- **Exercise details**:
Each record below is to be reproduced without any change.
::::::
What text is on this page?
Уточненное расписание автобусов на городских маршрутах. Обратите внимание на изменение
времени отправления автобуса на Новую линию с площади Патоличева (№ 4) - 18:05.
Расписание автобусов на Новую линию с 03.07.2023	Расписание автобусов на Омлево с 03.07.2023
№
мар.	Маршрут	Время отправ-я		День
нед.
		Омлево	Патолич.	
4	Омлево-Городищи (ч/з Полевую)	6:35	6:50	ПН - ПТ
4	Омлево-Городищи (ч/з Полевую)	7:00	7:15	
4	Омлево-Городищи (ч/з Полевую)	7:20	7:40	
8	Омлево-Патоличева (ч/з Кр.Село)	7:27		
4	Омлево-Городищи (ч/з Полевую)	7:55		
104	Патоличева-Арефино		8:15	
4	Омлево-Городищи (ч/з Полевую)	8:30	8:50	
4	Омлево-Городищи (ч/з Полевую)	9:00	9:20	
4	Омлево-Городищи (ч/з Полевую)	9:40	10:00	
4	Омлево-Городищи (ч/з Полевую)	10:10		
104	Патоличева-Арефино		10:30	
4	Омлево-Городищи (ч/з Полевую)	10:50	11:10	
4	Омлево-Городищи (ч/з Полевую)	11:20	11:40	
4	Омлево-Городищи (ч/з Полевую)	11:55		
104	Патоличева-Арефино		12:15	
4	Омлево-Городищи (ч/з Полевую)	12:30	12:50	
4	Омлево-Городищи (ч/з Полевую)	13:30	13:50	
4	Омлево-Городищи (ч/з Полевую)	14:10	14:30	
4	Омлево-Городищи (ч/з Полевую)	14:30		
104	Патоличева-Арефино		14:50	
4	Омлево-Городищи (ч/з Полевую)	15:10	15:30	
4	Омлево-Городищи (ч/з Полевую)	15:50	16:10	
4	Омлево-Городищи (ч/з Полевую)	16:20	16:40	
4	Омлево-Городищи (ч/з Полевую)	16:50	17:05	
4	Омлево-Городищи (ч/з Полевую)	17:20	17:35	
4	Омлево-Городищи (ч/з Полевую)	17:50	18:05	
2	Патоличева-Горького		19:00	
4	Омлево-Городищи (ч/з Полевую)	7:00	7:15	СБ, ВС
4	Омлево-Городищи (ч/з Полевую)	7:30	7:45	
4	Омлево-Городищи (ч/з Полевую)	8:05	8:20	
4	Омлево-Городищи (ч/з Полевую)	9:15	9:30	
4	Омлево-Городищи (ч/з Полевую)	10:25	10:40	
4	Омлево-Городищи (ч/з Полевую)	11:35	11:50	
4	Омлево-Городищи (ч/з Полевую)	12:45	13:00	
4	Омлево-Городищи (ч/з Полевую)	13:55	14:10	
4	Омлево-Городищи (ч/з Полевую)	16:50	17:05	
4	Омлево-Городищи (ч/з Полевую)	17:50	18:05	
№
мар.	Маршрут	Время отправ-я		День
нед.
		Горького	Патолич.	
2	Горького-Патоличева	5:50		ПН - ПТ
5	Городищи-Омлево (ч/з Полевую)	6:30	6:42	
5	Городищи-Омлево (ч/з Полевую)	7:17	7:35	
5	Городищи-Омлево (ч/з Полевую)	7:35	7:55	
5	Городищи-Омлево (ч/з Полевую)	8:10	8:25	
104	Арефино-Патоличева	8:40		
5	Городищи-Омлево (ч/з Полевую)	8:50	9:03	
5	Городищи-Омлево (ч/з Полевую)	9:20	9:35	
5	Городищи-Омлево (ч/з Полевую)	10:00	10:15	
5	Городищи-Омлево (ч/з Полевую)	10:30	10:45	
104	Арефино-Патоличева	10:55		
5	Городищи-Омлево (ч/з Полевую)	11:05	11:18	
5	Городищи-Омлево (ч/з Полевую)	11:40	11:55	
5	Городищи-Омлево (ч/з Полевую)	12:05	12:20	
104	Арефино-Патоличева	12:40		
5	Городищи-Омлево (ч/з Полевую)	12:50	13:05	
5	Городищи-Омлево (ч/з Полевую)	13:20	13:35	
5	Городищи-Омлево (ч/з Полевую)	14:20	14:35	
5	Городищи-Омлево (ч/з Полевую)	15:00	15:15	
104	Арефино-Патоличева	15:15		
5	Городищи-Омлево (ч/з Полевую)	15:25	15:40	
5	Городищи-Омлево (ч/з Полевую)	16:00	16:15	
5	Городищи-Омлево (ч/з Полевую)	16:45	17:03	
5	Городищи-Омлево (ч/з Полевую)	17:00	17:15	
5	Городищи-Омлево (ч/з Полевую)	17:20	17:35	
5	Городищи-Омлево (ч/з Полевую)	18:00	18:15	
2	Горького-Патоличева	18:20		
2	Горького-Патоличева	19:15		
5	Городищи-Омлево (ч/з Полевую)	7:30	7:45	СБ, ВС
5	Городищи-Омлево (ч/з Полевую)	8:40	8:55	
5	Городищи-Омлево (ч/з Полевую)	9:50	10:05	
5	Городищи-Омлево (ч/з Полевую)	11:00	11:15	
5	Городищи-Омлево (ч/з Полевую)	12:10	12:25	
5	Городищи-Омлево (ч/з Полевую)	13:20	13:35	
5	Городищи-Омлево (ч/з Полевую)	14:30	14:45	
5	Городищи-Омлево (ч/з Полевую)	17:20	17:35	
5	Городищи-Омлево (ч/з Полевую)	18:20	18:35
::::::
- **Solution**:
What text is on this page?
Уточненное расписание автобусов на городских маршрутах. Обратите внимание на изменение
времени отправления автобуса на Новую линию с площади Патоличева (№ 4) - 18:05.
Расписание автобусов на Новую линию с 03.07.2023	Расписание автобусов на Омлево с 03.07.2023
№
мар.	Маршрут	Время отправ-я		День
нед.
		Омлево	Патолич.	
4	Омлево-Городищи (ч/з Полевую)	6:35	6:50	ПН - ПТ
4	Омлево-Городищи (ч/з Полевую)	7:00	7:15	
4	Омлево-Городищи (ч/з Полевую)	7:20	7:40	
8	Омлево-Патоличева (ч/з Кр.Село)	7:27		
4	Омлево-Городищи (ч/з Полевую)	7:55		
104	Патоличева-Арефино		8:15	
4	Омлево-Городищи (ч/з Полевую)	8:30	8:50	
4	Омлево-Городищи (ч/з Полевую)	9:00	9:20	
4	Омлево-Городищи (ч/з Полевую)	9:40	10:00	
4	Омлево-Городищи (ч/з Полевую)	10:10		
104	Патоличева-Арефино		10:30	
4	Омлево-Городищи (ч/з Полевую)	10:50	11:10	
4	Омлево-Городищи (ч/з Полевую)	11:20	11:40	
4	Омлево-Городищи (ч/з Полевую)	11:55		
104	Патоличева-Арефино		12:15	
4	Омлево-Городищи (ч/з Полевую)	12:30	12:50	
4	Омлево-Городищи (ч/з Полевую)	13:30	13:50	
4	Омлево-Городищи (ч/з Полевую)	14:10	14:30	
4	Омлево-Городищи (ч/з Полевую)	14:30		
104	Патоличева-Арефино		14:50	
4	Омлево-Городищи (ч/з Полевую)	15:10	15:30	
4	Омлево-Городищи (ч/з Полевую)	15:50	16:10	
4	Омлево-Городищи (ч/з Полевую)	16:20	16:40	
4	Омлево-Городищи (ч/з Полевую)	16:50	17:05	
4	Омлево-Городищи (ч/з Полевую)	17:20	17:35	
4	Омлево-Городищи (ч/з Полевую)	17:50	18:05	
2	Патоличева-Горького		19:00	
4	Омлево-Городищи (ч/з Полевую)	7:00	7:15	СБ, ВС
4	Омлево-Городищи (ч/з Полевую)	7:30	7:45	
4	Омлево-Городищи (ч/з Полевую)	8:05	8:20	
4	Омлево-Городищи (ч/з Полевую)	9:15	9:30	
4	Омлево-Городищи (ч/з Полевую)	10:25	10:40	
4	Омлево-Городищи (ч/з Полевую)	11:35	11:50	
4	Омлево-Городищи (ч/з Полевую)	12:45	13:00	
4	Омлево-Городищи (ч/з Полевую)	13:55	14:10	
4	Омлево-Городищи (ч/з Полевую)	16:50	17:05	
4	Омлево-Городищи (ч/з Полевую)	17:50	18:05	
№
мар.	Маршрут	Время отправ-я		День
нед.
		Горького	Патолич.	
2	Горького-Патоличева	5:50		ПН - ПТ
5	Городищи-Омлево (ч/з Полевую)	6:30	6:42	
5	Городищи-Омлево (ч/з Полевую)	7:17	7:35	
5	Городищи-Омлево (ч/з Полевую)	7:35	7:55	
5	Городищи-Омлево (ч/з Полевую)	8:10	8:25	
104	Арефино-Патоличева	8:40		
5	Городищи-Омлево (ч/з Полевую)	8:50	9:03	
5	Городищи-Омлево (ч/з Полевую)	9:20	9:35	
5	Городищи-Омлево (ч/з Полевую)	10:00	10:15	
5	Городищи-Омлево (ч/з Полевую)	10:30	10:45	
104	Арефино-Патоличева	10:55		
5	Городищи-Омлево (ч/з Полевую)	11:05	11:18	
5	Городищи-Омлево (ч/з Полевую)	11:40	11:55	
5	Городищи-Омлево (ч/з Полевую)	12:05	12:20	
104	Арефино-Патоличева	12:40		
5	Городищи-Омлево (ч/з Полевую)	12:50	13:05	
5	Городищи-Омлево (ч/з Полевую)	13:20	13:35	
5	Городищи-Омлево (ч/з Полевую)	14:20	14:35	
5	Городищи-Омлево (ч/з Полевую)	15:00	15:15	
104	Арефино-Патоличева	15:15		
5	Городищи-Омлево (ч/з Полевую)	15:25	15:40	
5	Городищи-Омлево (ч/з Полевую)	16:00	16:15	
5	Городищи-Омлево (ч/з Полевую)	16:45	17:03	
5	Городищи-Омлево (ч/з Полевую)	17:00	17:15	
5	Городищи-Омлево (ч/з Полевую)	17:20	17:35	
5	Городищи-Омлево (ч/з Полевую)	18:00	18:15	
2	Горького-Патоличева	18:20		
2	Горького-Патоличева	19:15		
5	Городищи-Омлево (ч/з Полевую)	7:30	7:45	СБ, ВС
5	Городищи-Омлево (ч/з Полевую)	8:40	8:55	
5	Городищи-Омлево (ч/з Полевую)	9:50	10:05	
5	Городищи-Омлево (ч/з Полевую)	11:00	11:15	
5	Городищи-Омлево (ч/з Полевую)	12:10	12:25	
5	Городищи-Омлево (ч/з Полевую)	13:20	13:35	
5	Городищи-Омлево (ч/з Полевую)	14:30	14:45	
5	Городищи-Омлево (ч/з Полевую)	17:20	17:35	
5	Городищи-Омлево (ч/з Полевую)	18:20	18:35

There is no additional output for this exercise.